__Task details__:
Your reply should be one number: the count of lines holding the word "Alat".

__Dataset records__:
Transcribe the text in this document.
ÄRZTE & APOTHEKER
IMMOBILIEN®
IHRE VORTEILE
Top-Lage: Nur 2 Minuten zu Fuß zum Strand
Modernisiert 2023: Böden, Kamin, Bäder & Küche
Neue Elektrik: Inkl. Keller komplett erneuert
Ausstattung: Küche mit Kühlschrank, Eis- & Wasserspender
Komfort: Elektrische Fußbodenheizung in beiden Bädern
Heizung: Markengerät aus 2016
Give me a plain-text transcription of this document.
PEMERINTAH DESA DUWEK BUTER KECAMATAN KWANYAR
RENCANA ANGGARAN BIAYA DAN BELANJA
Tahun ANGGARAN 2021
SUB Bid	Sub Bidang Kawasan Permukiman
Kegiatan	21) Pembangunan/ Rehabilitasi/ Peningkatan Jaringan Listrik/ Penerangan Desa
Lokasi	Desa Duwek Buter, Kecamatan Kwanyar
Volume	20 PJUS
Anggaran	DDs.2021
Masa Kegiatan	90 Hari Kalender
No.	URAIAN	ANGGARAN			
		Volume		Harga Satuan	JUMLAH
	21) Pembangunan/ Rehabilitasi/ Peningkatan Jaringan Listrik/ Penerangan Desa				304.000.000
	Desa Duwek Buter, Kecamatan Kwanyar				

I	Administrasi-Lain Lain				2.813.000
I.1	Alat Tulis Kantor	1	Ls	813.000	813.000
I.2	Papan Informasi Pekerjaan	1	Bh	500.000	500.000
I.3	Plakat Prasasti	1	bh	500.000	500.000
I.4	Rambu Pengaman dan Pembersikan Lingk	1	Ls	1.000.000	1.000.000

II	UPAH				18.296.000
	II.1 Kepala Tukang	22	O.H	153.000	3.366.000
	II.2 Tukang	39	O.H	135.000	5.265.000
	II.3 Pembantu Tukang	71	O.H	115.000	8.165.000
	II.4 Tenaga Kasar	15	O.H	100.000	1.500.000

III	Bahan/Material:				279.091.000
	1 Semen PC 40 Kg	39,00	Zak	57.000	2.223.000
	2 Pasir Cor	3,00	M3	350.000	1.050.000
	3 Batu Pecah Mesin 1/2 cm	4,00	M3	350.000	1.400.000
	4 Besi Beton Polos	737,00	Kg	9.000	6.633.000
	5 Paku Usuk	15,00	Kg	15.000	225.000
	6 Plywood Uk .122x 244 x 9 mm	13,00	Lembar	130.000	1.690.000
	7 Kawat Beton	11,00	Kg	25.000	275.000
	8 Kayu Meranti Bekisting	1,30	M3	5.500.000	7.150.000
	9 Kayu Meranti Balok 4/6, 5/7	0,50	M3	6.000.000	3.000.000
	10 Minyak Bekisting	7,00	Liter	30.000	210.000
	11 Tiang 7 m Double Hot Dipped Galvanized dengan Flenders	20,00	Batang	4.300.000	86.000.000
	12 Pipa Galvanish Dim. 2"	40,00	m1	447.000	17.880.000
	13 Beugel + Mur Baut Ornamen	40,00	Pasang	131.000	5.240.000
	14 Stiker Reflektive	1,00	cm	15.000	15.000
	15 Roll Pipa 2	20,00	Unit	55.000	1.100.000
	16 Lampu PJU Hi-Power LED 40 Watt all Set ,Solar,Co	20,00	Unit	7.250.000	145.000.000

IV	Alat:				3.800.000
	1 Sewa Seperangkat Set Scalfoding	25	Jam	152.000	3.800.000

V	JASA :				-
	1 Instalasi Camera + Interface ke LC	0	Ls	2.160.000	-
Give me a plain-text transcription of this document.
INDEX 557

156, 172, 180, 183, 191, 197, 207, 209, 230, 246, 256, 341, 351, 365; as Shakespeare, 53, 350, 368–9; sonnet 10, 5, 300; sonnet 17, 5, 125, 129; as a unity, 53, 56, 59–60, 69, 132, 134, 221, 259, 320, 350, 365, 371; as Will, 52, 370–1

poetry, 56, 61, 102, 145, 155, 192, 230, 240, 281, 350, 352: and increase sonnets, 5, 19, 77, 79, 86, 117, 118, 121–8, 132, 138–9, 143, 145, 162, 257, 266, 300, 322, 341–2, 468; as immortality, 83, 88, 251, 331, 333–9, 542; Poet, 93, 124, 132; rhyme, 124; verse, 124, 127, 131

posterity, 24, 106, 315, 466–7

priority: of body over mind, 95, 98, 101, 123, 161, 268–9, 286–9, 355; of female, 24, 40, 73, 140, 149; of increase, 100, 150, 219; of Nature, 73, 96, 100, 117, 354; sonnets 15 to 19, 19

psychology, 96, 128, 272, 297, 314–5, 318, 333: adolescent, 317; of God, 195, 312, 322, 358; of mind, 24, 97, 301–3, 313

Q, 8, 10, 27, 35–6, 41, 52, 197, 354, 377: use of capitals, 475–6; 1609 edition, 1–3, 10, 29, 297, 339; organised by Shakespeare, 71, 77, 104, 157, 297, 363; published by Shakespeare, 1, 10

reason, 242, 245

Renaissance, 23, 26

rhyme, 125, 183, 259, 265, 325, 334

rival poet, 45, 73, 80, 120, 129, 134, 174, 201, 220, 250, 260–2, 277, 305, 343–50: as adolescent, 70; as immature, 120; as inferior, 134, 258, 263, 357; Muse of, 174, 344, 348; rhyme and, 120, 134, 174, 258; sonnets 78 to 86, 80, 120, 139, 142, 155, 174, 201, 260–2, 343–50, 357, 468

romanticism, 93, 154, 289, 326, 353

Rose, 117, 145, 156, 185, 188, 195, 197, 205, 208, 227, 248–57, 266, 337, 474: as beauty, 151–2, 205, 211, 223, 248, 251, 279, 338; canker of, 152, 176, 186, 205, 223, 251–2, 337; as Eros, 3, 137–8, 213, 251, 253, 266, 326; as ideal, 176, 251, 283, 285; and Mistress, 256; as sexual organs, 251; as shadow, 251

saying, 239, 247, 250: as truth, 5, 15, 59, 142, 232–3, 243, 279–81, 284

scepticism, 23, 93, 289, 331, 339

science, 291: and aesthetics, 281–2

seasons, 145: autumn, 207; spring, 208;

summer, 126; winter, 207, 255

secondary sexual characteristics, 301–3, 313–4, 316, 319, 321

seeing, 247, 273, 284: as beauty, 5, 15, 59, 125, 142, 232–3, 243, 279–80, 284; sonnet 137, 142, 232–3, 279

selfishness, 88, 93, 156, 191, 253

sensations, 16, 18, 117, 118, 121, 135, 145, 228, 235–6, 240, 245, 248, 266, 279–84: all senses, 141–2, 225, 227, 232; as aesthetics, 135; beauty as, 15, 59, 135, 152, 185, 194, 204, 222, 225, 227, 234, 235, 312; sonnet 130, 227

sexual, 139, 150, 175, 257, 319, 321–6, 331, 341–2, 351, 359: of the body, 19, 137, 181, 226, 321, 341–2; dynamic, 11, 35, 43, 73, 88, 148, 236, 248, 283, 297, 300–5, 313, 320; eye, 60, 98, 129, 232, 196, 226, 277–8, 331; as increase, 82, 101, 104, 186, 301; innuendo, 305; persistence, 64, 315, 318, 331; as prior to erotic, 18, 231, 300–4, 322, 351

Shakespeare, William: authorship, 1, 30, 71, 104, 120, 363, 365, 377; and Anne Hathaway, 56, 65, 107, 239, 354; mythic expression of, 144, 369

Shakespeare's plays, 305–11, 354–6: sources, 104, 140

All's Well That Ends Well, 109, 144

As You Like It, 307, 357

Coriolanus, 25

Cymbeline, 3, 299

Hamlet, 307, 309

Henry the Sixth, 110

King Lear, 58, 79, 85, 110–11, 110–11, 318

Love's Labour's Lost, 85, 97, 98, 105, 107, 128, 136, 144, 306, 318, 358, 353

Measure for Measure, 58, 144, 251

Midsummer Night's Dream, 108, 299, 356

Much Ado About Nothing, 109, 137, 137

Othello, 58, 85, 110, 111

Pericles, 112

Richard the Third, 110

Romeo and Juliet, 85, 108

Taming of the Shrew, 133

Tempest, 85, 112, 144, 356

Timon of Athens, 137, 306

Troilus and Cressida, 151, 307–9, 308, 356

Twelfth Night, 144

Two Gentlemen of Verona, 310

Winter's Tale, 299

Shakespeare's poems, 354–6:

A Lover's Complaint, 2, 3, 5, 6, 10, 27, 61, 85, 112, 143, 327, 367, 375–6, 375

__Result below__:
2